→ SHORT TASK 1:
Print the forum post about the 2022 youth deer gun season in full, word for word.

++++ QUOTED TEXT

# 2022 Youth Deer Gun Season! (Day 1)



## CoachG (Feb 18, 2009)

2022 Deer Youth Gun Season (Day 1)

Good luck to all the parent/child teams enjoying the 2022 Youth Deer Gun Season!

Here’s the summary (with a video) of what we experienced today.

Early on from our blind, we saw the wide 8-pointer we’ve been watching on camera. He was 114 yards out, following our oldest doe.

We waited, and just like their routine on camera; they circled back, and started to move toward us.

We had a communication breakdown, and as a result, my son couldn’t decide which deer was the oldest. Because the younger deer were about 15 yards away, I couldn’t adjust my position in the blind to help him decide.

Also, we didn’t communicate effectively. I thought he was telling me the oldest doe was moving South toward the swamp, when she was actually moving North, away from the swamp (off to the left of the camera shot, at about a 45 degree angle.)

++++++++

→ SHORT TASK 2:
Render the lines in the records, from the line with "card-title[interactable]: Firma la" to the line with "avatar[interactable] <box>12 24 96 108</box>", both included, as a JSON list of strings with one string per line and blank lines left out. Give only that list.

++++ DATA SUPPLIED

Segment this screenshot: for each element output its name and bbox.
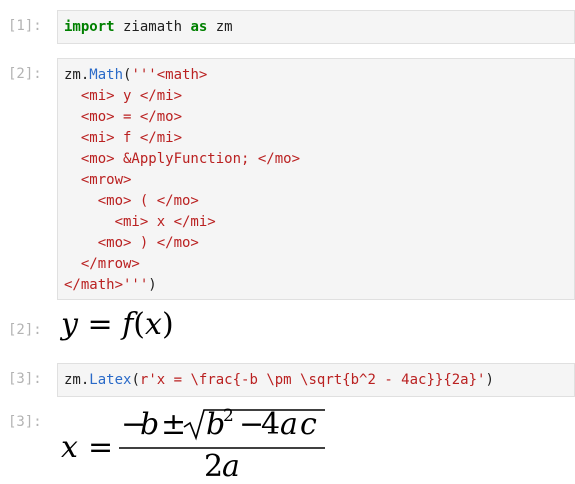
module-name: ziamath bbox=[114, 19, 191, 35]
alias-name: zm bbox=[207, 19, 233, 35]
string-line: <mi> x </mi> bbox=[64, 214, 216, 230]
function-name: Math bbox=[89, 67, 124, 83]
math-number: 2 bbox=[204, 449, 223, 480]
math-var: a bbox=[280, 408, 298, 442]
code-text: import ziamath as zm bbox=[58, 11, 574, 38]
math-var: x bbox=[145, 307, 162, 342]
string-line: <mo> = </mo> bbox=[64, 109, 183, 125]
cell-1-code[interactable]: import ziamath as zm bbox=[57, 10, 575, 44]
quadratic-formula: x = − b ± b 2 − 4 a c 2 a bbox=[61, 406, 325, 484]
math-number: 4 bbox=[261, 408, 280, 442]
math-operator: = bbox=[88, 430, 113, 465]
string-line: <mo> ( </mo> bbox=[64, 193, 199, 209]
output-2-prompt: [2]: bbox=[8, 322, 42, 338]
string-line: <mi> f </mi> bbox=[64, 130, 183, 146]
string-line: <mrow> bbox=[64, 172, 132, 188]
function-name: Latex bbox=[89, 372, 132, 388]
cell-3-prompt: [3]: bbox=[8, 371, 42, 387]
code-prefix: zm. bbox=[64, 67, 90, 83]
string-literal: r'x = \frac{-b \pm \sqrt{b^2 - 4ac}}{2a}… bbox=[139, 372, 486, 388]
cell-1-prompt: [1]: bbox=[8, 18, 42, 34]
paren-open: ( bbox=[131, 372, 140, 388]
output-3-math: x = − b ± b 2 − 4 a c 2 a bbox=[61, 406, 361, 484]
keyword: import bbox=[64, 19, 115, 35]
code-text: zm.Latex(r'x = \frac{-b \pm \sqrt{b^2 - … bbox=[58, 364, 574, 391]
math-exponent: 2 bbox=[223, 408, 234, 426]
math-paren: ) bbox=[161, 307, 174, 342]
cell-2-prompt: [2]: bbox=[8, 66, 42, 82]
math-var: x bbox=[61, 430, 78, 465]
code-prefix: zm. bbox=[64, 372, 90, 388]
string-line: </math>''' bbox=[64, 277, 149, 293]
string-line: '''<math> bbox=[131, 67, 208, 83]
math-pm: ± bbox=[161, 408, 186, 442]
math-var: a bbox=[222, 449, 240, 480]
math-operator: = bbox=[87, 307, 113, 342]
math-var: y bbox=[61, 307, 78, 342]
string-line: <mo> ) </mo> bbox=[64, 235, 199, 251]
string-line: </mrow> bbox=[64, 256, 140, 272]
output-3-prompt: [3]: bbox=[8, 414, 42, 430]
math-var: c bbox=[300, 408, 317, 442]
math-paren: ( bbox=[133, 307, 146, 342]
math-var: f bbox=[122, 307, 134, 342]
cell-3-code[interactable]: zm.Latex(r'x = \frac{-b \pm \sqrt{b^2 - … bbox=[57, 363, 575, 397]
keyword: as bbox=[190, 19, 208, 35]
string-line: <mo> &ApplyFunction; </mo> bbox=[64, 151, 301, 167]
string-line: <mi> y </mi> bbox=[64, 88, 183, 104]
cell-2-code[interactable]: zm.Math('''<math> <mi> y </mi> <mo> = </… bbox=[57, 58, 575, 300]
paren-close: ) bbox=[148, 277, 157, 293]
paren-close: ) bbox=[485, 372, 494, 388]
output-2-math: y = f(x) bbox=[61, 307, 174, 342]
code-text: zm.Math('''<math> <mi> y </mi> <mo> = </… bbox=[58, 59, 574, 296]
math-var: b bbox=[140, 408, 159, 442]
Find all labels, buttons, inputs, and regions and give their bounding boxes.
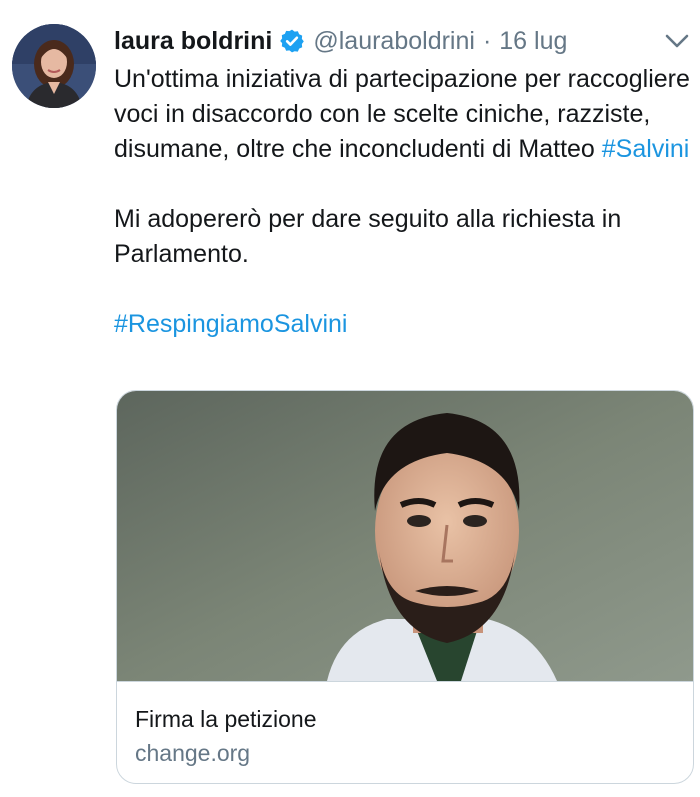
card-title[interactable]: Firma la petizione <box>135 704 693 734</box>
tweet-paragraph: Mi adopererò per dare seguito alla richi… <box>114 202 694 272</box>
author-name[interactable]: laura boldrini <box>114 24 272 58</box>
tweet-date[interactable]: 16 lug <box>499 24 567 58</box>
card-image[interactable] <box>117 391 693 681</box>
author-handle[interactable]: @lauraboldrini <box>313 24 475 58</box>
tweet-header: laura boldrini @lauraboldrini · 16 lug <box>114 24 567 58</box>
tweet-text: Un'ottima iniziativa di partecipazione p… <box>114 62 694 342</box>
verified-badge-icon <box>279 28 305 54</box>
card-meta[interactable]: Firma la petizione change.org <box>117 681 693 768</box>
hashtag-link[interactable]: #RespingiamoSalvini <box>114 310 347 338</box>
tweet-paragraph: #RespingiamoSalvini <box>114 307 694 342</box>
chevron-down-icon[interactable] <box>663 30 691 52</box>
link-card[interactable]: Firma la petizione change.org <box>116 390 694 784</box>
tweet-text-segment: Mi adopererò per dare seguito alla richi… <box>114 205 622 268</box>
hashtag-link[interactable]: #Salvini <box>602 135 690 163</box>
avatar[interactable] <box>12 24 96 108</box>
card-domain[interactable]: change.org <box>135 738 693 768</box>
header-separator: · <box>482 27 492 55</box>
tweet: laura boldrini @lauraboldrini · 16 lug U… <box>0 0 700 797</box>
tweet-paragraph: Un'ottima iniziativa di partecipazione p… <box>114 62 694 167</box>
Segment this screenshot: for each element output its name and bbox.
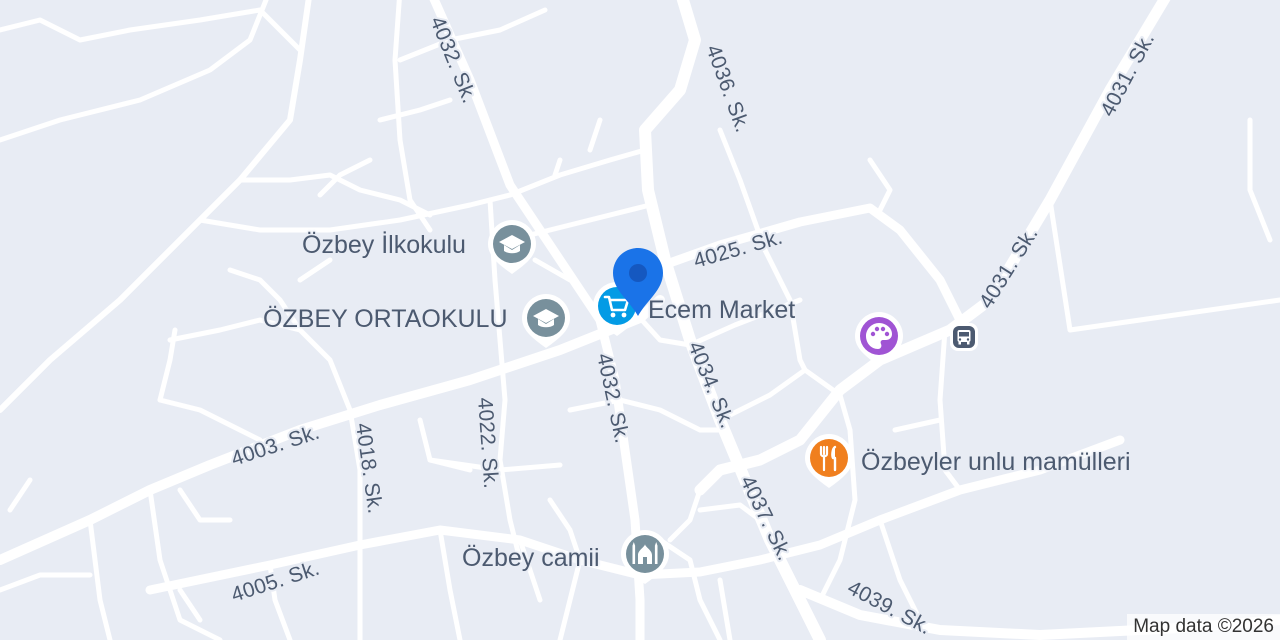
street-label-4032-top: 4032. Sk. bbox=[425, 13, 481, 106]
street-label-4022: 4022. Sk. bbox=[473, 397, 502, 490]
poi-label-ozbey-camii[interactable]: Özbey camii bbox=[462, 544, 600, 573]
mosque-icon[interactable] bbox=[619, 528, 671, 586]
palette-icon[interactable] bbox=[853, 310, 905, 368]
restaurant-icon[interactable] bbox=[803, 432, 855, 490]
street-label-4034: 4034. Sk. bbox=[683, 338, 739, 431]
street-label-4003: 4003. Sk. bbox=[228, 421, 322, 471]
map-attribution[interactable]: Map data ©2026 bbox=[1127, 614, 1280, 640]
poi-label-ozbey-ortaokulu[interactable]: ÖZBEY ORTAOKULU bbox=[263, 305, 508, 334]
school-icon[interactable] bbox=[486, 218, 538, 276]
bus-stop-icon[interactable] bbox=[949, 322, 979, 352]
map-canvas[interactable]: 4032. Sk. 4036. Sk. 4031. Sk. 4025. Sk. … bbox=[0, 0, 1280, 640]
poi-label-ozbey-ilkokulu[interactable]: Özbey İlkokulu bbox=[302, 231, 466, 260]
poi-label-ozbeyler-unlu-mamulleri[interactable]: Özbeyler unlu mamülleri bbox=[861, 448, 1131, 477]
street-label-4031-top: 4031. Sk. bbox=[1096, 29, 1159, 121]
street-label-4036: 4036. Sk. bbox=[701, 42, 754, 136]
street-label-4018: 4018. Sk. bbox=[351, 421, 387, 515]
school-icon[interactable] bbox=[520, 292, 572, 350]
poi-label-ecem-market[interactable]: Ecem Market bbox=[648, 296, 795, 325]
location-pin-icon[interactable] bbox=[611, 246, 665, 318]
street-label-4031-mid: 4031. Sk. bbox=[975, 223, 1043, 313]
street-label-4039: 4039. Sk. bbox=[844, 576, 936, 639]
street-label-4032-mid: 4032. Sk. bbox=[592, 351, 634, 445]
street-label-4037: 4037. Sk. bbox=[736, 472, 797, 564]
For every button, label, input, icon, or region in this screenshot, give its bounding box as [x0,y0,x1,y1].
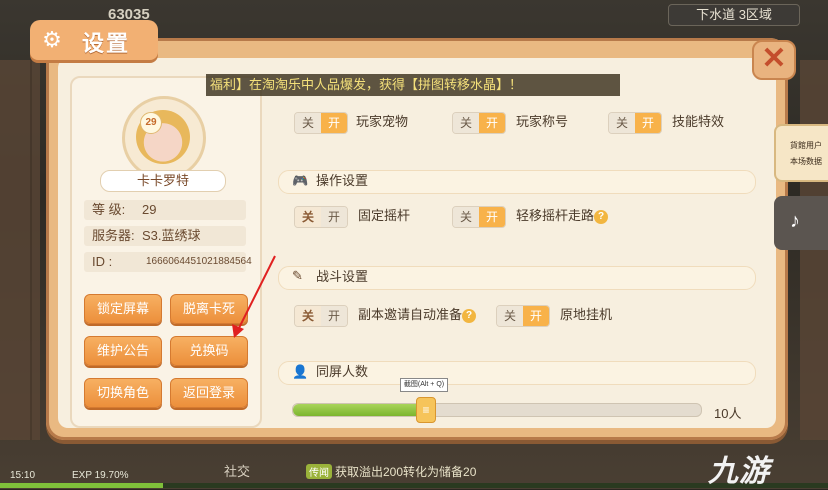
exp-bar-fill [0,483,164,488]
news-ticker: 传闻 获取溢出200转化为储备20 [306,463,476,480]
social-button[interactable]: 社交 [224,461,250,480]
exp-text: EXP 19.70% [72,470,129,481]
clock: 15:10 [10,470,36,481]
watermark-logo: 九游 [708,455,770,488]
news-text: 获取溢出200转化为储备20 [335,465,477,479]
exp-bar [0,483,828,488]
news-badge: 传闻 [306,464,332,479]
annotation-arrow [232,255,276,338]
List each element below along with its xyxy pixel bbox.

++++++++

→ EXPECTED OUTPUT 1:
# 2022 Youth Deer Gun Season! (Day 1)



## CoachG (Feb 18, 2009)

2022 Deer Youth Gun Season (Day 1)

Good luck to all the parent/child teams enjoying the 2022 Youth Deer Gun Season!

Here’s the summary (with a video) of what we experienced today.

Early on from our blind, we saw the wide 8-pointer we’ve been watching on camera. He was 114 yards out, following our oldest doe.

We waited, and just like their routine on camera; they circled back, and started to move toward us.

We had a communication breakdown, and as a result, my son couldn’t decide which deer was the oldest. Because the younger deer were about 15 yards away, I couldn’t adjust my position in the blind to help him decide.

Also, we didn’t communicate effectively. I thought he was telling me the oldest doe was moving South toward the swamp, when she was actually moving North, away from the swamp (off to the left of the camera shot, at about a 45 degree angle.)

→ EXPECTED OUTPUT 2:
[
  "card-title[interactable]: Firma la petizione <box>135 704 693 734</box>",
  "tweet-paragraph: Mi adopererò per dare seguito alla richi… <box>114 202 694 272</box>",
  "author-name[interactable]: laura boldrini <box>114 24 272 58</box>",
  "tweet-date[interactable]: 16 lug <box>499 24 567 58</box>",
  "card-image[interactable] <box>117 391 693 681</box>",
  "author-handle[interactable]: @lauraboldrini <box>313 24 475 58</box>",
  "tweet-header: laura boldrini @lauraboldrini · 16 lug <box>114 24 567 58</box>",
  "tweet-text: Un'ottima iniziativa di partecipazione p… <box>114 62 694 342</box>",
  "verified-badge-icon <box>279 28 305 54</box>",
  "card-meta[interactable]: Firma la petizione change.org <box>117 681 693 768</box>",
  "hashtag-link[interactable]: #RespingiamoSalvini <box>114 310 347 338</box>",
  "tweet-paragraph: #RespingiamoSalvini <box>114 307 694 342</box>",
  "chevron-down-icon[interactable] <box>663 30 691 52</box>",
  "link-card[interactable]: Firma la petizione change.org <box>116 390 694 784</box>",
  "tweet-text-segment: Mi adopererò per dare seguito alla richi… <box>114 205 622 268</box>",
  "hashtag-link[interactable]: #Salvini <box>602 135 690 163</box>",
  "avatar[interactable] <box>12 24 96 108</box>"
]